Your instructions: Give a count of the lines below that have the string "ffffff" in them, with no other words.
** BEGIN The input **
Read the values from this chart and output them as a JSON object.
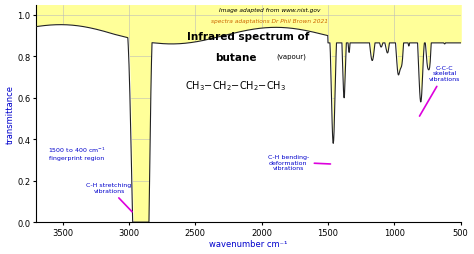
{
  "xlabel": "wavenumber cm⁻¹",
  "ylabel": "transmittance",
  "xlim": [
    500,
    3700
  ],
  "ylim": [
    0.0,
    1.05
  ],
  "background_color": "#ffffff",
  "fill_color": "#ffff99",
  "spectrum_color": "#222222",
  "grid_color": "#bbbbbb",
  "blue": "#0000cc",
  "magenta": "#dd00dd",
  "orange": "#cc6600",
  "attr1": "Image adapted from www.nist.gov",
  "attr2": "spectra adaptations Dr Phil Brown 2021"
}
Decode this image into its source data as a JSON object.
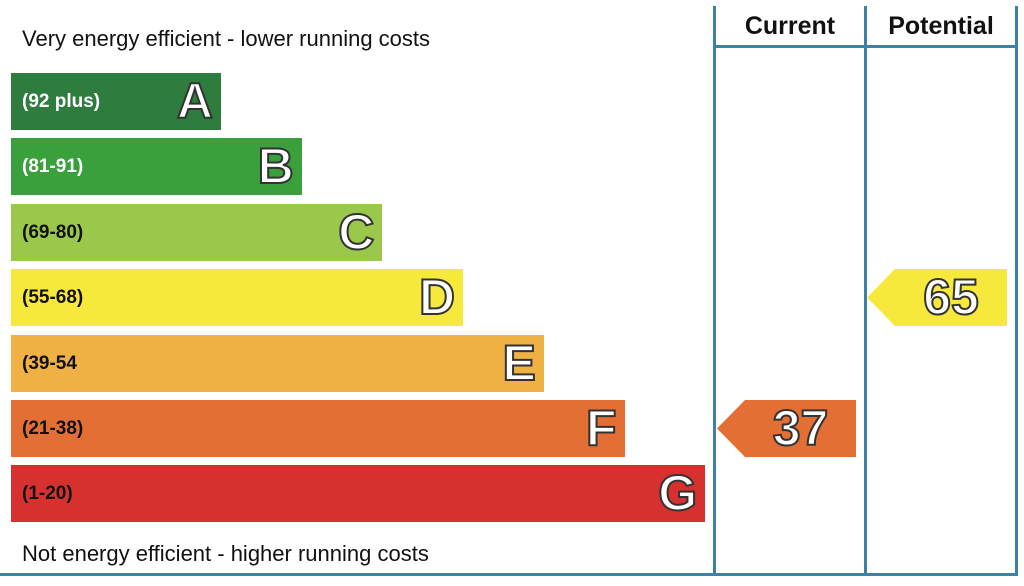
{
  "captions": {
    "top": "Very energy efficient - lower running costs",
    "bottom": "Not energy efficient - higher running costs"
  },
  "columns": {
    "current": "Current",
    "potential": "Potential"
  },
  "chart_data": {
    "type": "bar",
    "bands": [
      {
        "letter": "A",
        "range": "(92 plus)",
        "color": "#2e7d3e",
        "text_color": "#ffffff"
      },
      {
        "letter": "B",
        "range": "(81-91)",
        "color": "#3aa03c",
        "text_color": "#ffffff"
      },
      {
        "letter": "C",
        "range": "(69-80)",
        "color": "#9ac84b",
        "text_color": "#111111"
      },
      {
        "letter": "D",
        "range": "(55-68)",
        "color": "#f7e93b",
        "text_color": "#111111"
      },
      {
        "letter": "E",
        "range": "(39-54",
        "color": "#efb143",
        "text_color": "#111111"
      },
      {
        "letter": "F",
        "range": "(21-38)",
        "color": "#e36f34",
        "text_color": "#111111"
      },
      {
        "letter": "G",
        "range": "(1-20)",
        "color": "#d6312f",
        "text_color": "#111111"
      }
    ],
    "current": {
      "value": 37,
      "band": "F",
      "color": "#e36f34"
    },
    "potential": {
      "value": 65,
      "band": "D",
      "color": "#f7e93b"
    }
  }
}
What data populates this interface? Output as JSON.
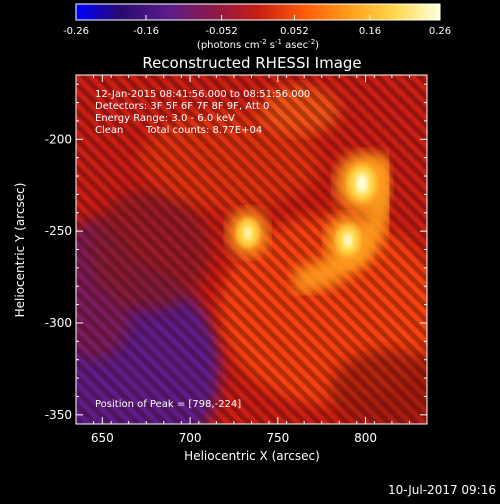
{
  "chart_data": {
    "type": "heatmap",
    "title": "Reconstructed RHESSI Image",
    "xlabel": "Heliocentric X (arcsec)",
    "ylabel": "Heliocentric Y (arcsec)",
    "xlim": [
      635,
      835
    ],
    "ylim": [
      -355,
      -165
    ],
    "xticks": [
      650,
      700,
      750,
      800
    ],
    "yticks": [
      -350,
      -300,
      -250,
      -200
    ],
    "colorbar": {
      "ticks": [
        "-0.26",
        "-0.16",
        "-0.052",
        "0.052",
        "0.16",
        "0.26"
      ],
      "unit_base": "(photons cm",
      "unit_exp1": "-2",
      "unit_mid": " s",
      "unit_exp2": "-1",
      "unit_mid2": " asec",
      "unit_exp3": "-2",
      "unit_end": ")",
      "range": [
        -0.26,
        0.26
      ],
      "colormap": [
        "#0000ff",
        "#2a0a6e",
        "#5b1c8a",
        "#8a1a4a",
        "#c81e14",
        "#ff5a0a",
        "#ff9d1c",
        "#ffd84a",
        "#ffffe0"
      ]
    },
    "annotations": {
      "time": "12-Jan-2015 08:41:56.000 to 08:51:56.000",
      "detectors": "Detectors: 3F 5F 6F 7F 8F 9F, Att 0",
      "energy": "Energy Range: 3.0 - 6.0 keV",
      "clean_label": "Clean",
      "total_counts": "Total counts: 8.77E+04",
      "peak": "Position of Peak = [798,-224]"
    },
    "sources": [
      {
        "x": 798,
        "y": -224,
        "value": 0.26
      },
      {
        "x": 790,
        "y": -255,
        "value": 0.22
      },
      {
        "x": 733,
        "y": -251,
        "value": 0.2
      }
    ],
    "footer_timestamp": "10-Jul-2017 09:16"
  }
}
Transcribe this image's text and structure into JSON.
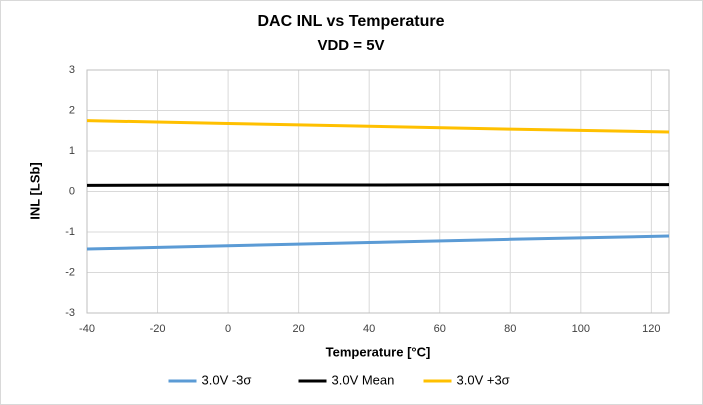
{
  "chart_data": {
    "type": "line",
    "title": "DAC INL vs Temperature",
    "subtitle": "VDD = 5V",
    "x_label": "Temperature [°C]",
    "y_label": "INL [LSb]",
    "x": [
      -40,
      0,
      40,
      80,
      125
    ],
    "series": [
      {
        "name": "3.0V -3σ",
        "color": "#5b9bd5",
        "values": [
          -1.42,
          -1.34,
          -1.26,
          -1.18,
          -1.1
        ]
      },
      {
        "name": "3.0V Mean",
        "color": "#000000",
        "values": [
          0.15,
          0.16,
          0.16,
          0.17,
          0.17
        ]
      },
      {
        "name": "3.0V +3σ",
        "color": "#ffc000",
        "values": [
          1.75,
          1.68,
          1.61,
          1.54,
          1.47
        ]
      }
    ],
    "xlim": [
      -40,
      125
    ],
    "xticks": [
      -40,
      -20,
      0,
      20,
      40,
      60,
      80,
      100,
      120
    ],
    "ylim": [
      -3,
      3
    ],
    "yticks": [
      -3,
      -2,
      -1,
      0,
      1,
      2,
      3
    ],
    "grid": true,
    "legend": "bottom"
  }
}
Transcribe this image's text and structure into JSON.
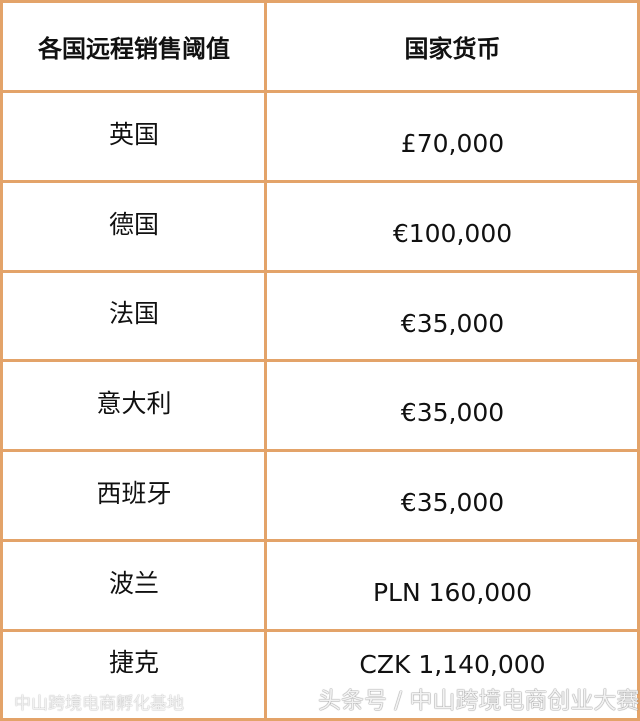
{
  "table": {
    "headers": [
      "各国远程销售阈值",
      "国家货币"
    ],
    "rows": [
      {
        "country": "英国",
        "threshold": "£70,000"
      },
      {
        "country": "德国",
        "threshold": "€100,000"
      },
      {
        "country": "法国",
        "threshold": "€35,000"
      },
      {
        "country": "意大利",
        "threshold": "€35,000"
      },
      {
        "country": "西班牙",
        "threshold": "€35,000"
      },
      {
        "country": "波兰",
        "threshold": "PLN 160,000"
      },
      {
        "country": "捷克",
        "threshold": "CZK 1,140,000"
      }
    ]
  },
  "watermark": {
    "main": "头条号 / 中山跨境电商创业大赛",
    "secondary": "中山跨境电商孵化基地"
  },
  "colors": {
    "border": "#e3a369"
  }
}
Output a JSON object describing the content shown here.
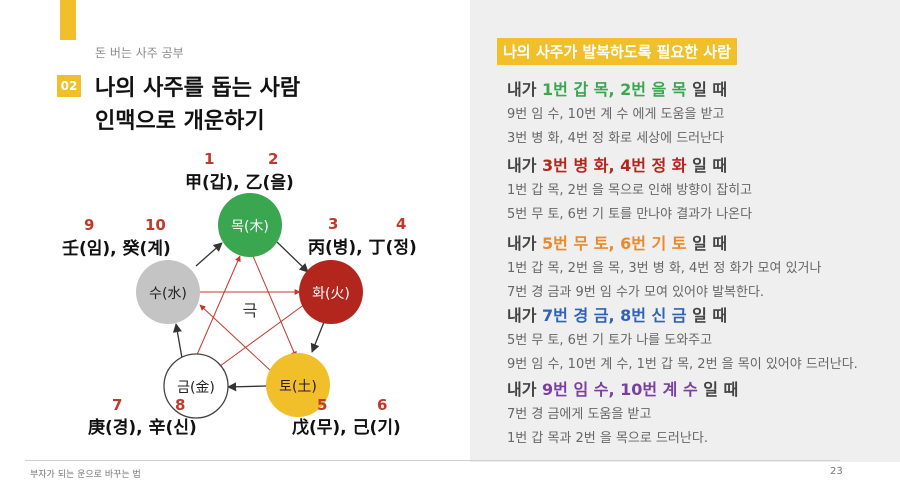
{
  "header": {
    "kicker": "돈 버는 사주 공부",
    "section_number": "02",
    "title_line1": "나의 사주를 돕는 사람",
    "title_line2": "인맥으로 개운하기"
  },
  "diagram": {
    "center_label": "극",
    "nodes": [
      {
        "label": "목(木)",
        "color": "#3aa650"
      },
      {
        "label": "화(火)",
        "color": "#b3261e"
      },
      {
        "label": "토(土)",
        "color": "#f0bf2a"
      },
      {
        "label": "금(金)",
        "color": "#ffffff"
      },
      {
        "label": "수(水)",
        "color": "#c4c4c4"
      }
    ],
    "stems": {
      "wood": "甲(갑), 乙(을)",
      "fire": "丙(병), 丁(정)",
      "earth": "戊(무), 己(기)",
      "metal": "庚(경), 辛(신)",
      "water": "壬(임), 癸(계)"
    },
    "numbers": [
      "1",
      "2",
      "3",
      "4",
      "5",
      "6",
      "7",
      "8",
      "9",
      "10"
    ]
  },
  "panel": {
    "header": "나의 사주가 발복하도록 필요한 사람",
    "sections": [
      {
        "pre": "내가 ",
        "hl": "1번 갑 목, 2번 을 목",
        "post": " 일 때",
        "lines": [
          "9번 임 수, 10번 계 수 에게 도움을 받고",
          "3번 병 화, 4번 정 화로 세상에 드러난다"
        ]
      },
      {
        "pre": "내가 ",
        "hl": "3번 병 화, 4번 정 화",
        "post": " 일 때",
        "lines": [
          "1번 갑 목, 2번 을 목으로 인해 방향이 잡히고",
          "5번 무 토, 6번 기 토를 만나야 결과가 나온다"
        ]
      },
      {
        "pre": "내가 ",
        "hl": "5번 무 토, 6번 기 토",
        "post": " 일 때",
        "lines": [
          "1번 갑 목, 2번 을 목, 3번 병 화, 4번 정 화가 모여 있거나",
          "7번 경 금과 9번 임 수가 모여 있어야 발복한다."
        ]
      },
      {
        "pre": "내가 ",
        "hl": "7번 경 금, 8번 신 금",
        "post": " 일 때",
        "lines": [
          "5번 무 토, 6번 기 토가 나를 도와주고",
          "9번 임 수, 10번 계 수, 1번 갑 목, 2번 을 목이 있어야 드러난다."
        ]
      },
      {
        "pre": "내가 ",
        "hl": "9번 임 수, 10번 계 수",
        "post": " 일 때",
        "lines": [
          "7번 경 금에게 도움을 받고",
          "1번 갑 목과 2번 을 목으로 드러난다."
        ]
      }
    ]
  },
  "footer": {
    "text": "부자가 되는 운으로 바꾸는 법",
    "page": "23"
  }
}
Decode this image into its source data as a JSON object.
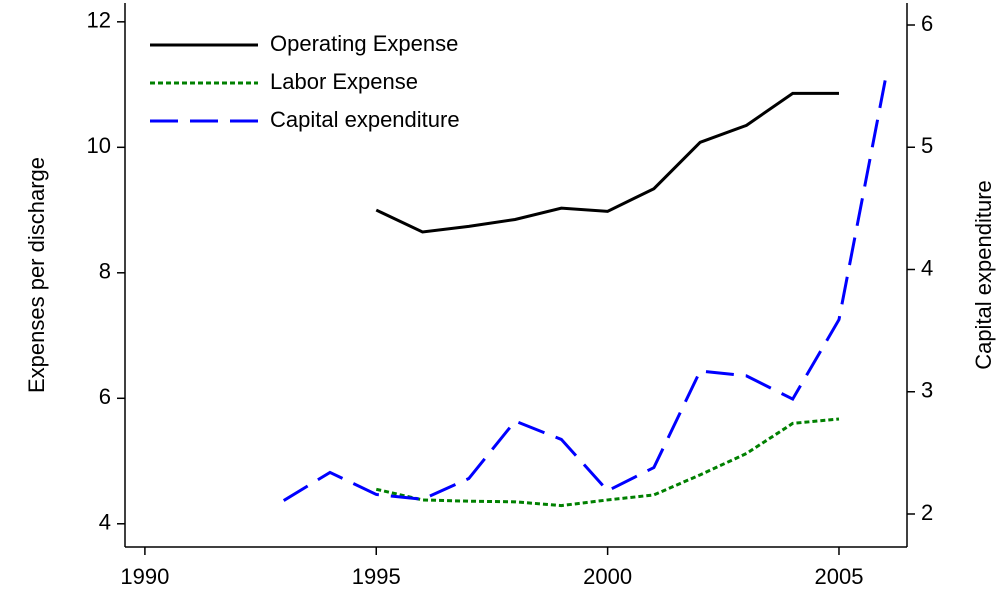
{
  "chart_data": {
    "type": "line",
    "ylabel": "Expenses per discharge",
    "y2label": "Capital expenditure",
    "x": [
      1993,
      1994,
      1995,
      1996,
      1997,
      1998,
      1999,
      2000,
      2001,
      2002,
      2003,
      2004,
      2005,
      2006
    ],
    "series": [
      {
        "name": "Operating Expense",
        "color": "#000000",
        "dash": "solid",
        "values": [
          null,
          null,
          9.0,
          8.65,
          8.74,
          8.85,
          9.03,
          8.98,
          9.34,
          10.08,
          10.35,
          10.86,
          10.86,
          null
        ]
      },
      {
        "name": "Labor Expense",
        "color": "#008000",
        "dash": "dotted",
        "values": [
          null,
          null,
          4.55,
          4.38,
          4.36,
          4.35,
          4.29,
          4.38,
          4.46,
          4.78,
          5.12,
          5.6,
          5.67,
          null
        ]
      },
      {
        "name": "Capital expenditure",
        "color": "#0000ff",
        "dash": "dashed",
        "axis": "y2",
        "values": [
          2.11,
          2.34,
          2.16,
          2.12,
          2.29,
          2.76,
          2.61,
          2.19,
          2.38,
          3.17,
          3.13,
          2.94,
          3.59,
          5.55
        ]
      }
    ],
    "xlim": [
      1989.57,
      2006.47
    ],
    "xticks": [
      1990,
      1995,
      2000,
      2005
    ],
    "ylim": [
      3.63,
      12.3
    ],
    "yticks": [
      4,
      6,
      8,
      10,
      12
    ],
    "y2lim": [
      1.73,
      6.18
    ],
    "y2ticks": [
      2,
      3,
      4,
      5,
      6
    ],
    "grid": false,
    "legend": "upper left"
  }
}
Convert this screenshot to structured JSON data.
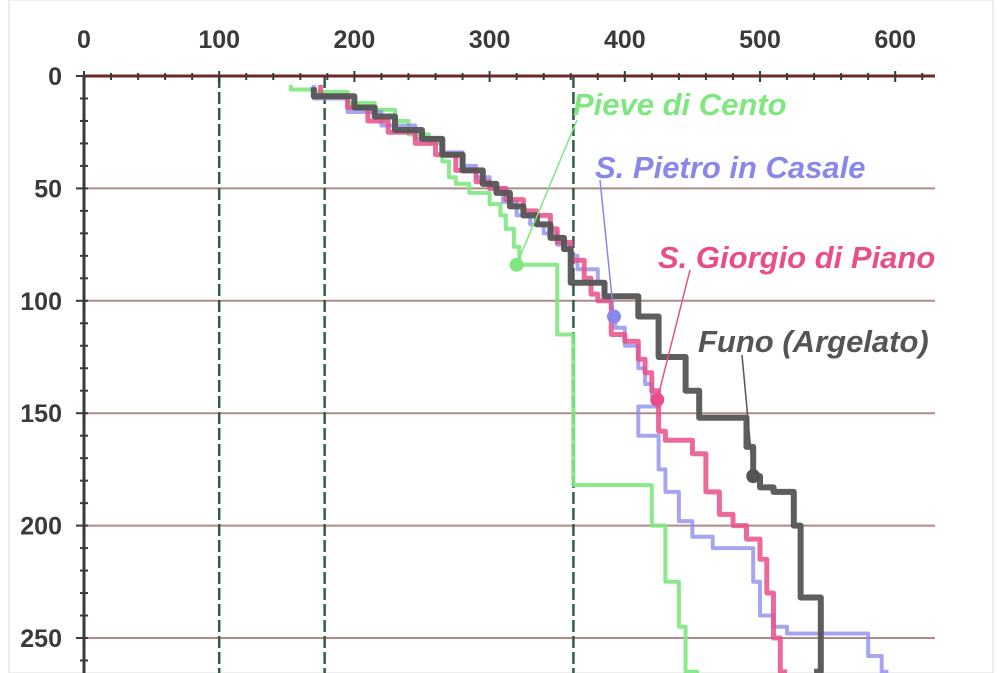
{
  "chart_data": {
    "type": "line",
    "title": "",
    "xlabel": "",
    "ylabel": "",
    "x_axis_position": "top",
    "y_axis_inverted": true,
    "xlim": [
      0,
      630
    ],
    "ylim": [
      0,
      265
    ],
    "x_ticks": [
      0,
      100,
      200,
      300,
      400,
      500,
      600
    ],
    "y_ticks": [
      0,
      50,
      100,
      150,
      200,
      250
    ],
    "grid": "horizontal lines at y ticks",
    "reference_lines_x": [
      100,
      178,
      362
    ],
    "series": [
      {
        "name": "Pieve di Cento",
        "color": "#7ee87e",
        "label_point": [
          320,
          84
        ],
        "points": [
          [
            153,
            4
          ],
          [
            170,
            6
          ],
          [
            195,
            7
          ],
          [
            215,
            12
          ],
          [
            230,
            15
          ],
          [
            240,
            20
          ],
          [
            255,
            26
          ],
          [
            265,
            30
          ],
          [
            270,
            38
          ],
          [
            275,
            45
          ],
          [
            285,
            48
          ],
          [
            300,
            52
          ],
          [
            308,
            57
          ],
          [
            312,
            62
          ],
          [
            318,
            68
          ],
          [
            322,
            76
          ],
          [
            322,
            84
          ],
          [
            340,
            84
          ],
          [
            350,
            84
          ],
          [
            350,
            115
          ],
          [
            362,
            115
          ],
          [
            362,
            182
          ],
          [
            375,
            182
          ],
          [
            420,
            182
          ],
          [
            430,
            200
          ],
          [
            440,
            225
          ],
          [
            445,
            245
          ],
          [
            455,
            265
          ]
        ]
      },
      {
        "name": "S. Pietro in Casale",
        "color": "#8a87ea",
        "label_point": [
          392,
          107
        ],
        "points": [
          [
            170,
            4
          ],
          [
            175,
            10
          ],
          [
            195,
            10
          ],
          [
            220,
            16
          ],
          [
            245,
            22
          ],
          [
            265,
            28
          ],
          [
            280,
            34
          ],
          [
            290,
            40
          ],
          [
            300,
            45
          ],
          [
            310,
            50
          ],
          [
            320,
            56
          ],
          [
            330,
            62
          ],
          [
            340,
            66
          ],
          [
            350,
            70
          ],
          [
            360,
            75
          ],
          [
            365,
            80
          ],
          [
            370,
            86
          ],
          [
            380,
            86
          ],
          [
            385,
            92
          ],
          [
            390,
            98
          ],
          [
            393,
            106
          ],
          [
            400,
            112
          ],
          [
            410,
            120
          ],
          [
            415,
            130
          ],
          [
            420,
            137
          ],
          [
            425,
            142
          ],
          [
            410,
            147
          ],
          [
            410,
            155
          ],
          [
            425,
            160
          ],
          [
            430,
            175
          ],
          [
            440,
            185
          ],
          [
            450,
            198
          ],
          [
            465,
            205
          ],
          [
            495,
            210
          ],
          [
            500,
            225
          ],
          [
            510,
            240
          ],
          [
            520,
            245
          ],
          [
            540,
            248
          ],
          [
            580,
            248
          ],
          [
            590,
            258
          ],
          [
            595,
            265
          ]
        ]
      },
      {
        "name": "S. Giorgio di Piano",
        "color": "#e84f8a",
        "label_point": [
          424,
          144
        ],
        "points": [
          [
            175,
            4
          ],
          [
            195,
            9
          ],
          [
            210,
            14
          ],
          [
            225,
            20
          ],
          [
            245,
            25
          ],
          [
            260,
            30
          ],
          [
            275,
            35
          ],
          [
            290,
            42
          ],
          [
            300,
            47
          ],
          [
            312,
            50
          ],
          [
            325,
            55
          ],
          [
            335,
            60
          ],
          [
            345,
            62
          ],
          [
            350,
            68
          ],
          [
            360,
            74
          ],
          [
            370,
            82
          ],
          [
            375,
            90
          ],
          [
            380,
            97
          ],
          [
            390,
            100
          ],
          [
            400,
            115
          ],
          [
            410,
            118
          ],
          [
            415,
            126
          ],
          [
            420,
            132
          ],
          [
            425,
            140
          ],
          [
            430,
            158
          ],
          [
            440,
            162
          ],
          [
            450,
            162
          ],
          [
            460,
            168
          ],
          [
            470,
            185
          ],
          [
            480,
            195
          ],
          [
            490,
            200
          ],
          [
            500,
            206
          ],
          [
            505,
            215
          ],
          [
            510,
            230
          ],
          [
            515,
            250
          ],
          [
            520,
            265
          ]
        ]
      },
      {
        "name": "Funo (Argelato)",
        "color": "#555555",
        "label_point": [
          495,
          178
        ],
        "points": [
          [
            170,
            5
          ],
          [
            180,
            9
          ],
          [
            200,
            9
          ],
          [
            215,
            14
          ],
          [
            230,
            18
          ],
          [
            250,
            24
          ],
          [
            265,
            28
          ],
          [
            280,
            35
          ],
          [
            295,
            42
          ],
          [
            305,
            48
          ],
          [
            315,
            52
          ],
          [
            325,
            58
          ],
          [
            335,
            62
          ],
          [
            345,
            66
          ],
          [
            355,
            72
          ],
          [
            360,
            77
          ],
          [
            360,
            92
          ],
          [
            385,
            92
          ],
          [
            390,
            98
          ],
          [
            410,
            98
          ],
          [
            410,
            107
          ],
          [
            425,
            107
          ],
          [
            430,
            125
          ],
          [
            445,
            125
          ],
          [
            455,
            140
          ],
          [
            460,
            152
          ],
          [
            490,
            152
          ],
          [
            495,
            165
          ],
          [
            500,
            178
          ],
          [
            510,
            183
          ],
          [
            525,
            185
          ],
          [
            530,
            200
          ],
          [
            530,
            232
          ],
          [
            545,
            232
          ],
          [
            545,
            250
          ],
          [
            540,
            265
          ]
        ]
      }
    ],
    "labels": [
      {
        "text": "Pieve di Cento",
        "series": 0
      },
      {
        "text": "S. Pietro in Casale",
        "series": 1
      },
      {
        "text": "S. Giorgio di Piano",
        "series": 2
      },
      {
        "text": "Funo (Argelato)",
        "series": 3
      }
    ]
  }
}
** END The input **
Solved exercise: 4